— BEGIN Dataset records —

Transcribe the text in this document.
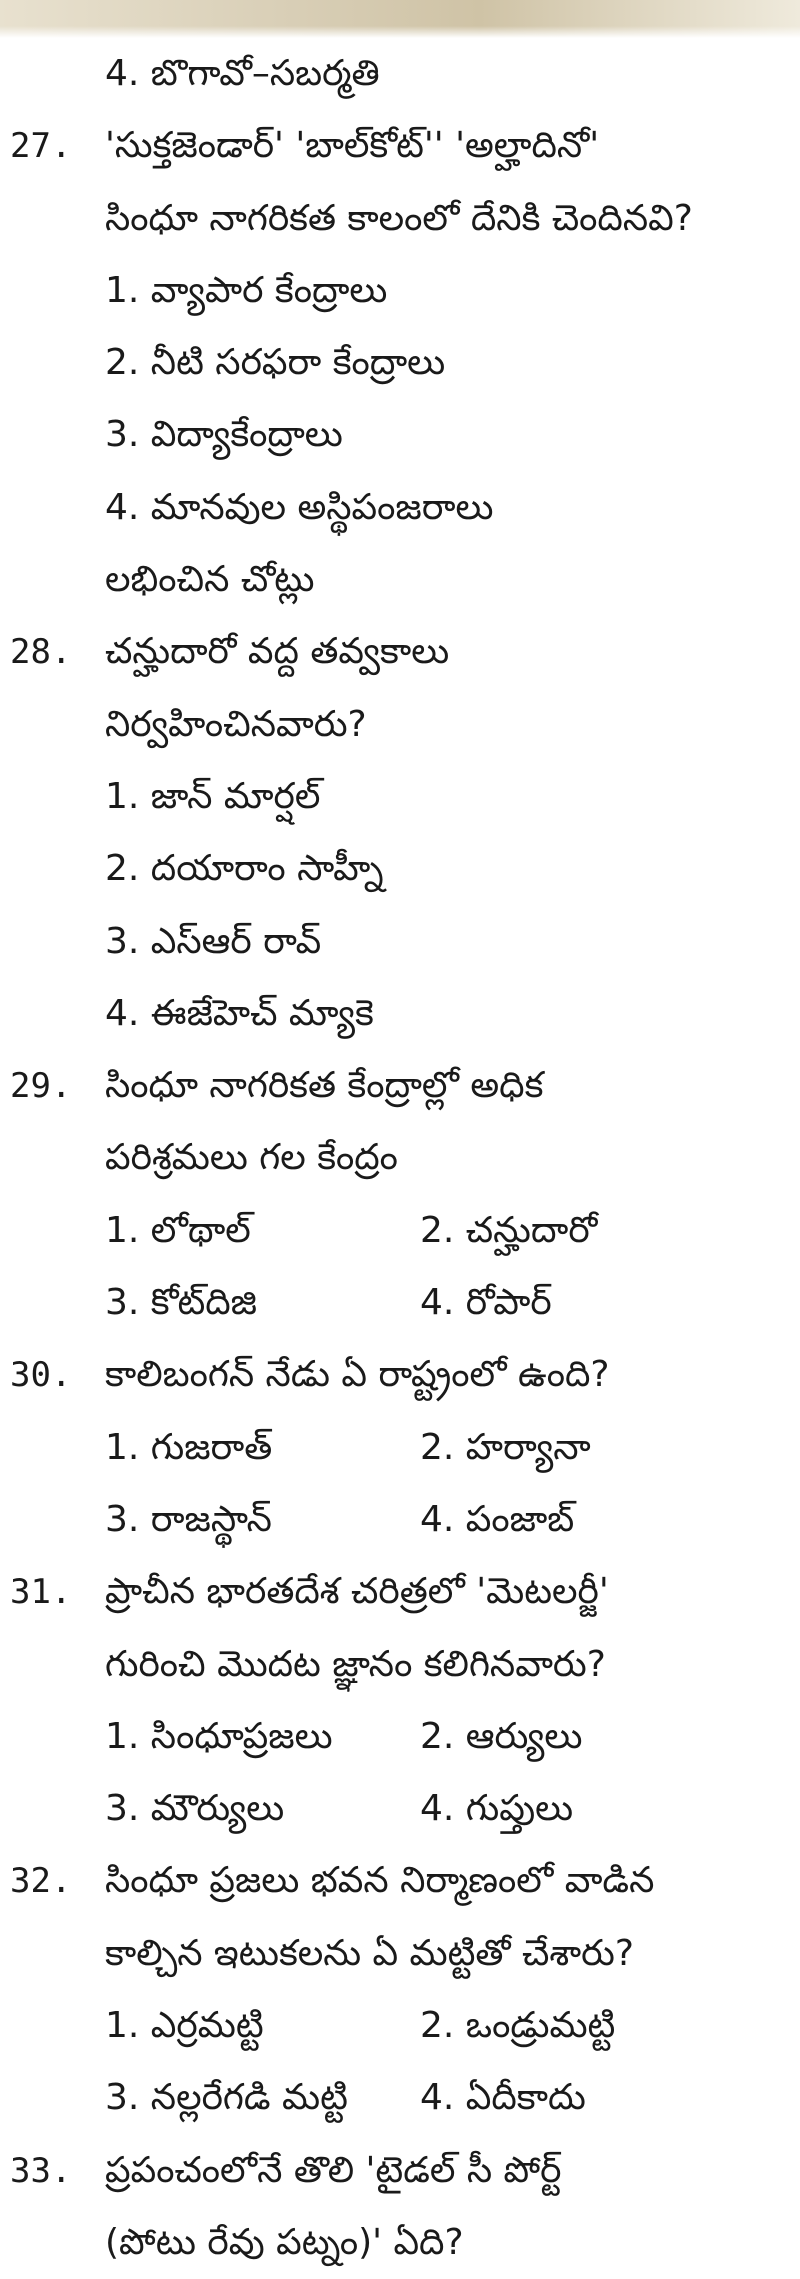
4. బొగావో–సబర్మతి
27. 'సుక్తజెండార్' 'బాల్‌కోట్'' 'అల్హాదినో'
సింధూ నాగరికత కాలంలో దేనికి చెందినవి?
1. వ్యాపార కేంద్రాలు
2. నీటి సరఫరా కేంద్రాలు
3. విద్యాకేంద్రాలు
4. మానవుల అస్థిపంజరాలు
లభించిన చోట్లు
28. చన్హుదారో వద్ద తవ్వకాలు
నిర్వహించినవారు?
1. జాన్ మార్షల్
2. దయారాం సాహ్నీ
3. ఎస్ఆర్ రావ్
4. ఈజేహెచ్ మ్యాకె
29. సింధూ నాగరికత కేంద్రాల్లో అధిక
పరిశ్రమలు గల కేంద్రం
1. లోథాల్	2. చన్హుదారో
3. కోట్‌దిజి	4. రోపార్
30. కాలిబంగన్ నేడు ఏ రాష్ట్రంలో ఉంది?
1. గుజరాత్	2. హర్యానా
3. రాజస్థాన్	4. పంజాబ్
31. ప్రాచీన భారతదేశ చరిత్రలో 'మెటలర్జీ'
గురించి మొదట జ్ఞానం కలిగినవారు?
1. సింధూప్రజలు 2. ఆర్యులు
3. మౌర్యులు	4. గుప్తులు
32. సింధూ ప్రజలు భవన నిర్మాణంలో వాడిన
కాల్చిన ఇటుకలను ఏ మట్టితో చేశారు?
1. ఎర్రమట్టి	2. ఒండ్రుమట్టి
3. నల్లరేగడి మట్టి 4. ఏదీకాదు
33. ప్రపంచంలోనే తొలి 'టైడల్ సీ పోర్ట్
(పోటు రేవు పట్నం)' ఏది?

— END Dataset records —
— BEGIN Dataset records —

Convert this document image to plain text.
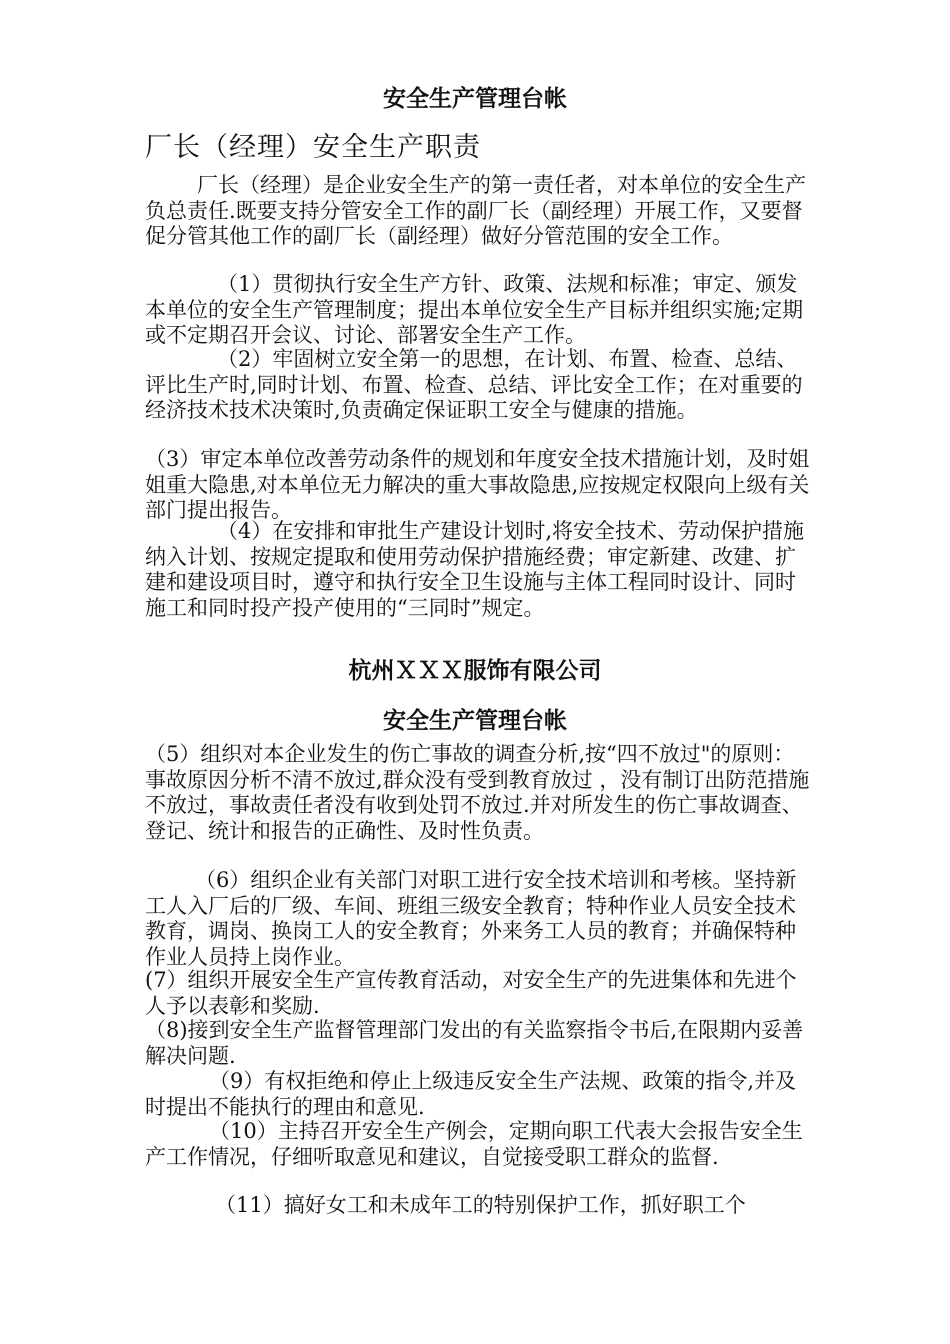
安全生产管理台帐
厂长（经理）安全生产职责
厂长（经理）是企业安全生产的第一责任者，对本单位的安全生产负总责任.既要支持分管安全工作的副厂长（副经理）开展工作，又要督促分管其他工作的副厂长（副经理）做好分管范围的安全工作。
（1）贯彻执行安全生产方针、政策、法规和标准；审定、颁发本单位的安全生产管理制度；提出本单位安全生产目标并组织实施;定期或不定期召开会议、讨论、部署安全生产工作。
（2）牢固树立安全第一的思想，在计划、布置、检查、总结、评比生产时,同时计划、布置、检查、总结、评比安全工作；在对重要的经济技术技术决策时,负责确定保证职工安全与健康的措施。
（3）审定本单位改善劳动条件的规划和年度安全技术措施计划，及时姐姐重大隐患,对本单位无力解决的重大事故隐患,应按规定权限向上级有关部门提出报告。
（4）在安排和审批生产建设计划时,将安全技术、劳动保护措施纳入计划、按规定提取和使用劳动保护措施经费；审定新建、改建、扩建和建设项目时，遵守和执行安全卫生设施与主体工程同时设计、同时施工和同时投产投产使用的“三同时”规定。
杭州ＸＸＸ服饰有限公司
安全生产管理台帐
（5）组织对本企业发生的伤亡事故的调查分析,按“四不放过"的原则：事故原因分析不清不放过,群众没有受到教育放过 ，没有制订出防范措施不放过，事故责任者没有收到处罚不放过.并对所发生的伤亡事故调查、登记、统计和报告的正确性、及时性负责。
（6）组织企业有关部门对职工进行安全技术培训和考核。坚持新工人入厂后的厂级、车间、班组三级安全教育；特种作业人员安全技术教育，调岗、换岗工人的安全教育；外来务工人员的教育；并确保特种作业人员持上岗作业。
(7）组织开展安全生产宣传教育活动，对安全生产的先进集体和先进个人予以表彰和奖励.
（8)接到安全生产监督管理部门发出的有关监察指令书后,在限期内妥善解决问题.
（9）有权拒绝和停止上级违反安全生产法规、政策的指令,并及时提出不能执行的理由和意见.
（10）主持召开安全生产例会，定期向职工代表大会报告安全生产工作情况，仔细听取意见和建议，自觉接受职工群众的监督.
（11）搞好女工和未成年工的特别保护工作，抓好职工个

— END Dataset records —

▶ Aim:
Find every line in the listing that holds the string "document", then say how many there are as a bare number.

▶ Result of this task:
2